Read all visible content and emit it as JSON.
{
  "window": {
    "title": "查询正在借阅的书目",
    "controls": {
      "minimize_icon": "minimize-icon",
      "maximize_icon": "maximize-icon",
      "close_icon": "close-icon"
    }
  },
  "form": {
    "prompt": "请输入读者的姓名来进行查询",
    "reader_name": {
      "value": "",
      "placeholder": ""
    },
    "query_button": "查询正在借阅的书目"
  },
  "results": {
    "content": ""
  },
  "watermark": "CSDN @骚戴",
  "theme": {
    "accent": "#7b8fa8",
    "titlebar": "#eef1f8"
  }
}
· · · ·
--- What you need to do ---
Every record above should be output exactly.

--- Solved problem ---
Read all visible content and emit it as JSON.
{
  "window": {
    "title": "查询正在借阅的书目",
    "controls": {
      "minimize_icon": "minimize-icon",
      "maximize_icon": "maximize-icon",
      "close_icon": "close-icon"
    }
  },
  "form": {
    "prompt": "请输入读者的姓名来进行查询",
    "reader_name": {
      "value": "",
      "placeholder": ""
    },
    "query_button": "查询正在借阅的书目"
  },
  "results": {
    "content": ""
  },
  "watermark": "CSDN @骚戴",
  "theme": {
    "accent": "#7b8fa8",
    "titlebar": "#eef1f8"
  }
}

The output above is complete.